● **EXERCISE OBJECTIVE**: Restate the records in their entirety, word for word.

● **Collected data**:
------------------------
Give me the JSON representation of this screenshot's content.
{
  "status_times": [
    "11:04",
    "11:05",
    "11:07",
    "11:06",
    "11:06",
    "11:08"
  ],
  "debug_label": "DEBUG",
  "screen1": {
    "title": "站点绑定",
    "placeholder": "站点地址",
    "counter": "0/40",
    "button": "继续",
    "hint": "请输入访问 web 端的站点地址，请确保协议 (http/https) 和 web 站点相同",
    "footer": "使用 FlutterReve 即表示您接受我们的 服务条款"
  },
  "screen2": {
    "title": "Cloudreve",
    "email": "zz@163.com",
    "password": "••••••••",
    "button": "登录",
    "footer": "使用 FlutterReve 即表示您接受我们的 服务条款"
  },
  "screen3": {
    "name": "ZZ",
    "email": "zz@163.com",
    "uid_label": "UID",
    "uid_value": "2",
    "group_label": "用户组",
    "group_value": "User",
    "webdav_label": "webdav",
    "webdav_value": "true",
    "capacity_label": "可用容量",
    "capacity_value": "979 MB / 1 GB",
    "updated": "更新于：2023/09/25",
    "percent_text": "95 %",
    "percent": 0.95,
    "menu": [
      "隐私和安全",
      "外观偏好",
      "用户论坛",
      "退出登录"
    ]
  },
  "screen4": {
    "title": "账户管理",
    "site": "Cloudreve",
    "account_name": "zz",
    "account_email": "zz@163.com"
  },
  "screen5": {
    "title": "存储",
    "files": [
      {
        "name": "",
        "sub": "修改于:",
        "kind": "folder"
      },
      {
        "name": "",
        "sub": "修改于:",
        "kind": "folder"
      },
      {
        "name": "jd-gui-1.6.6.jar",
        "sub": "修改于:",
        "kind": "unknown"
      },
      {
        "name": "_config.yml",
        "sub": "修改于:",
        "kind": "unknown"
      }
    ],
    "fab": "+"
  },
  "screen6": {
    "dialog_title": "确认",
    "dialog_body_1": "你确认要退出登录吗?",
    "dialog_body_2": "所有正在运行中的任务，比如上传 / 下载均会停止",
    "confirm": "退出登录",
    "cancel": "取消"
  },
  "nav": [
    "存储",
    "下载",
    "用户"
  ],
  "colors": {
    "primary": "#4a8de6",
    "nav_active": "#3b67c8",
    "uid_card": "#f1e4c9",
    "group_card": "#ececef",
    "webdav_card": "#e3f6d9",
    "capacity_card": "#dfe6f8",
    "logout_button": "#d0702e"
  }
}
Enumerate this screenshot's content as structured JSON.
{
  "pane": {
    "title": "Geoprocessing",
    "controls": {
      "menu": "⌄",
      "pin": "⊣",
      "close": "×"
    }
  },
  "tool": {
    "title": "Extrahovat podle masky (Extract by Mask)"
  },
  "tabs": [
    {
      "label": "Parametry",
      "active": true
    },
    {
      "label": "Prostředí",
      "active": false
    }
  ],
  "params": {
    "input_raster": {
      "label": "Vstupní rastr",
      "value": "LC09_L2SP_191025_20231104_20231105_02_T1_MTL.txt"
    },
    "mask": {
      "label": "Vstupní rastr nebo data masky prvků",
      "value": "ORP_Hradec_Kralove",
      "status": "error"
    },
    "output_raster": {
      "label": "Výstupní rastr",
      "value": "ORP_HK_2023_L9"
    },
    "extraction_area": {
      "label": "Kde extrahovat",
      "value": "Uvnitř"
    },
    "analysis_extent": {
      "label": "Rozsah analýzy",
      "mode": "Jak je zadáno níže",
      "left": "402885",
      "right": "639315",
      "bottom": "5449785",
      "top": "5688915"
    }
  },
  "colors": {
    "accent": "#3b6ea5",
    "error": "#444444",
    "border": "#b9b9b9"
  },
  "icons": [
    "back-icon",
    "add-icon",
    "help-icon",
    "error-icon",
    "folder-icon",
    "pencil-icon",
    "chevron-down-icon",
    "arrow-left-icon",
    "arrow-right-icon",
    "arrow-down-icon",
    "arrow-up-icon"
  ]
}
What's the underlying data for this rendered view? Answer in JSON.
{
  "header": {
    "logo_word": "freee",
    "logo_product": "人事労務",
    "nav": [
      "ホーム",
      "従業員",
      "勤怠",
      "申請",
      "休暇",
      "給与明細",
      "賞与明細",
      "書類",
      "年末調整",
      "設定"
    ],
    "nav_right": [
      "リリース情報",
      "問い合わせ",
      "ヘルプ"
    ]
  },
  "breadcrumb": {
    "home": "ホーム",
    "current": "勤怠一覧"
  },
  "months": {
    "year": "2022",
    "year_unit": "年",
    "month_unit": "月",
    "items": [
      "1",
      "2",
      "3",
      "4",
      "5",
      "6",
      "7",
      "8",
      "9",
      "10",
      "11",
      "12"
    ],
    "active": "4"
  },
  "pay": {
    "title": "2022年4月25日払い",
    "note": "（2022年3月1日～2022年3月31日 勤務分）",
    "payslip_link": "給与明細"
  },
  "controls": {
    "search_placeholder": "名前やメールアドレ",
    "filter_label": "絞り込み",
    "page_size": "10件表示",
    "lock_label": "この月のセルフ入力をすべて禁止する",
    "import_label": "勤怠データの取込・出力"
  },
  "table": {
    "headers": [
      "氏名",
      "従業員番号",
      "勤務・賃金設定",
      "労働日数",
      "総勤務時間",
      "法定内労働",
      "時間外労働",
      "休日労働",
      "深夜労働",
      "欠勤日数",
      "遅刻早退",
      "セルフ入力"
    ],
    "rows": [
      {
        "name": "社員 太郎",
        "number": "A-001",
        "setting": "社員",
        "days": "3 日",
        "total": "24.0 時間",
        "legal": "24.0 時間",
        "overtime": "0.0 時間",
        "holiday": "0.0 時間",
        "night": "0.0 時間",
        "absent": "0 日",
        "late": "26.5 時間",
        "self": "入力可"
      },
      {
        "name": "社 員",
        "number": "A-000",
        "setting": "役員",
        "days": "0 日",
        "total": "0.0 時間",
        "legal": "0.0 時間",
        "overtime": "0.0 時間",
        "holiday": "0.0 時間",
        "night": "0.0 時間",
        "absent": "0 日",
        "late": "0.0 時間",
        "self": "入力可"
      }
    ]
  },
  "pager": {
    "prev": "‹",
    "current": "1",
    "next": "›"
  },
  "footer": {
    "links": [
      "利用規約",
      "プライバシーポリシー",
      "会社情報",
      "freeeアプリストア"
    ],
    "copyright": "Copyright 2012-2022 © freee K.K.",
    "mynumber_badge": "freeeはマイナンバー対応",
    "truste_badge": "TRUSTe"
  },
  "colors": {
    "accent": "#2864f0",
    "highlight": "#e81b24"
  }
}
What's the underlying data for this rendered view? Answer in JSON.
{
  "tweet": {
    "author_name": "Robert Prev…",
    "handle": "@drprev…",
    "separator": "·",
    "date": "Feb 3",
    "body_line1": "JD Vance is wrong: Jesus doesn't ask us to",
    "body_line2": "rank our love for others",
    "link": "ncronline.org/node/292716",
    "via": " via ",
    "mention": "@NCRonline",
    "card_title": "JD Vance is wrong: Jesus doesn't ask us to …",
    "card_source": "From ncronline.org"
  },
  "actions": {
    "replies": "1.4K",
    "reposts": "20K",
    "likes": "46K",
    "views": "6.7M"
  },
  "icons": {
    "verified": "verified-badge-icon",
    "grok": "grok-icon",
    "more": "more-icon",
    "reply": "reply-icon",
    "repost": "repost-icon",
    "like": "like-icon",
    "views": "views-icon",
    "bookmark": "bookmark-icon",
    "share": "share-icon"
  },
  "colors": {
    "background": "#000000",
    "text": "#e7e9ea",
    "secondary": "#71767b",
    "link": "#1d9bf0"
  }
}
------------------------
● **ANSWER FOR THE TASK**:
Give me the JSON representation of this screenshot's content.
{
  "status_times": [
    "11:04",
    "11:05",
    "11:07",
    "11:06",
    "11:06",
    "11:08"
  ],
  "debug_label": "DEBUG",
  "screen1": {
    "title": "站点绑定",
    "placeholder": "站点地址",
    "counter": "0/40",
    "button": "继续",
    "hint": "请输入访问 web 端的站点地址，请确保协议 (http/https) 和 web 站点相同",
    "footer": "使用 FlutterReve 即表示您接受我们的 服务条款"
  },
  "screen2": {
    "title": "Cloudreve",
    "email": "zz@163.com",
    "password": "••••••••",
    "button": "登录",
    "footer": "使用 FlutterReve 即表示您接受我们的 服务条款"
  },
  "screen3": {
    "name": "ZZ",
    "email": "zz@163.com",
    "uid_label": "UID",
    "uid_value": "2",
    "group_label": "用户组",
    "group_value": "User",
    "webdav_label": "webdav",
    "webdav_value": "true",
    "capacity_label": "可用容量",
    "capacity_value": "979 MB / 1 GB",
    "updated": "更新于：2023/09/25",
    "percent_text": "95 %",
    "percent": 0.95,
    "menu": [
      "隐私和安全",
      "外观偏好",
      "用户论坛",
      "退出登录"
    ]
  },
  "screen4": {
    "title": "账户管理",
    "site": "Cloudreve",
    "account_name": "zz",
    "account_email": "zz@163.com"
  },
  "screen5": {
    "title": "存储",
    "files": [
      {
        "name": "",
        "sub": "修改于:",
        "kind": "folder"
      },
      {
        "name": "",
        "sub": "修改于:",
        "kind": "folder"
      },
      {
        "name": "jd-gui-1.6.6.jar",
        "sub": "修改于:",
        "kind": "unknown"
      },
      {
        "name": "_config.yml",
        "sub": "修改于:",
        "kind": "unknown"
      }
    ],
    "fab": "+"
  },
  "screen6": {
    "dialog_title": "确认",
    "dialog_body_1": "你确认要退出登录吗?",
    "dialog_body_2": "所有正在运行中的任务，比如上传 / 下载均会停止",
    "confirm": "退出登录",
    "cancel": "取消"
  },
  "nav": [
    "存储",
    "下载",
    "用户"
  ],
  "colors": {
    "primary": "#4a8de6",
    "nav_active": "#3b67c8",
    "uid_card": "#f1e4c9",
    "group_card": "#ececef",
    "webdav_card": "#e3f6d9",
    "capacity_card": "#dfe6f8",
    "logout_button": "#d0702e"
  }
}
Enumerate this screenshot's content as structured JSON.
{
  "pane": {
    "title": "Geoprocessing",
    "controls": {
      "menu": "⌄",
      "pin": "⊣",
      "close": "×"
    }
  },
  "tool": {
    "title": "Extrahovat podle masky (Extract by Mask)"
  },
  "tabs": [
    {
      "label": "Parametry",
      "active": true
    },
    {
      "label": "Prostředí",
      "active": false
    }
  ],
  "params": {
    "input_raster": {
      "label": "Vstupní rastr",
      "value": "LC09_L2SP_191025_20231104_20231105_02_T1_MTL.txt"
    },
    "mask": {
      "label": "Vstupní rastr nebo data masky prvků",
      "value": "ORP_Hradec_Kralove",
      "status": "error"
    },
    "output_raster": {
      "label": "Výstupní rastr",
      "value": "ORP_HK_2023_L9"
    },
    "extraction_area": {
      "label": "Kde extrahovat",
      "value": "Uvnitř"
    },
    "analysis_extent": {
      "label": "Rozsah analýzy",
      "mode": "Jak je zadáno níže",
      "left": "402885",
      "right": "639315",
      "bottom": "5449785",
      "top": "5688915"
    }
  },
  "colors": {
    "accent": "#3b6ea5",
    "error": "#444444",
    "border": "#b9b9b9"
  },
  "icons": [
    "back-icon",
    "add-icon",
    "help-icon",
    "error-icon",
    "folder-icon",
    "pencil-icon",
    "chevron-down-icon",
    "arrow-left-icon",
    "arrow-right-icon",
    "arrow-down-icon",
    "arrow-up-icon"
  ]
}
What's the underlying data for this rendered view? Answer in JSON.
{
  "header": {
    "logo_word": "freee",
    "logo_product": "人事労務",
    "nav": [
      "ホーム",
      "従業員",
      "勤怠",
      "申請",
      "休暇",
      "給与明細",
      "賞与明細",
      "書類",
      "年末調整",
      "設定"
    ],
    "nav_right": [
      "リリース情報",
      "問い合わせ",
      "ヘルプ"
    ]
  },
  "breadcrumb": {
    "home": "ホーム",
    "current": "勤怠一覧"
  },
  "months": {
    "year": "2022",
    "year_unit": "年",
    "month_unit": "月",
    "items": [
      "1",
      "2",
      "3",
      "4",
      "5",
      "6",
      "7",
      "8",
      "9",
      "10",
      "11",
      "12"
    ],
    "active": "4"
  },
  "pay": {
    "title": "2022年4月25日払い",
    "note": "（2022年3月1日～2022年3月31日 勤務分）",
    "payslip_link": "給与明細"
  },
  "controls": {
    "search_placeholder": "名前やメールアドレ",
    "filter_label": "絞り込み",
    "page_size": "10件表示",
    "lock_label": "この月のセルフ入力をすべて禁止する",
    "import_label": "勤怠データの取込・出力"
  },
  "table": {
    "headers": [
      "氏名",
      "従業員番号",
      "勤務・賃金設定",
      "労働日数",
      "総勤務時間",
      "法定内労働",
      "時間外労働",
      "休日労働",
      "深夜労働",
      "欠勤日数",
      "遅刻早退",
      "セルフ入力"
    ],
    "rows": [
      {
        "name": "社員 太郎",
        "number": "A-001",
        "setting": "社員",
        "days": "3 日",
        "total": "24.0 時間",
        "legal": "24.0 時間",
        "overtime": "0.0 時間",
        "holiday": "0.0 時間",
        "night": "0.0 時間",
        "absent": "0 日",
        "late": "26.5 時間",
        "self": "入力可"
      },
      {
        "name": "社 員",
        "number": "A-000",
        "setting": "役員",
        "days": "0 日",
        "total": "0.0 時間",
        "legal": "0.0 時間",
        "overtime": "0.0 時間",
        "holiday": "0.0 時間",
        "night": "0.0 時間",
        "absent": "0 日",
        "late": "0.0 時間",
        "self": "入力可"
      }
    ]
  },
  "pager": {
    "prev": "‹",
    "current": "1",
    "next": "›"
  },
  "footer": {
    "links": [
      "利用規約",
      "プライバシーポリシー",
      "会社情報",
      "freeeアプリストア"
    ],
    "copyright": "Copyright 2012-2022 © freee K.K.",
    "mynumber_badge": "freeeはマイナンバー対応",
    "truste_badge": "TRUSTe"
  },
  "colors": {
    "accent": "#2864f0",
    "highlight": "#e81b24"
  }
}
What's the underlying data for this rendered view? Answer in JSON.
{
  "tweet": {
    "author_name": "Robert Prev…",
    "handle": "@drprev…",
    "separator": "·",
    "date": "Feb 3",
    "body_line1": "JD Vance is wrong: Jesus doesn't ask us to",
    "body_line2": "rank our love for others",
    "link": "ncronline.org/node/292716",
    "via": " via ",
    "mention": "@NCRonline",
    "card_title": "JD Vance is wrong: Jesus doesn't ask us to …",
    "card_source": "From ncronline.org"
  },
  "actions": {
    "replies": "1.4K",
    "reposts": "20K",
    "likes": "46K",
    "views": "6.7M"
  },
  "icons": {
    "verified": "verified-badge-icon",
    "grok": "grok-icon",
    "more": "more-icon",
    "reply": "reply-icon",
    "repost": "repost-icon",
    "like": "like-icon",
    "views": "views-icon",
    "bookmark": "bookmark-icon",
    "share": "share-icon"
  },
  "colors": {
    "background": "#000000",
    "text": "#e7e9ea",
    "secondary": "#71767b",
    "link": "#1d9bf0"
  }
}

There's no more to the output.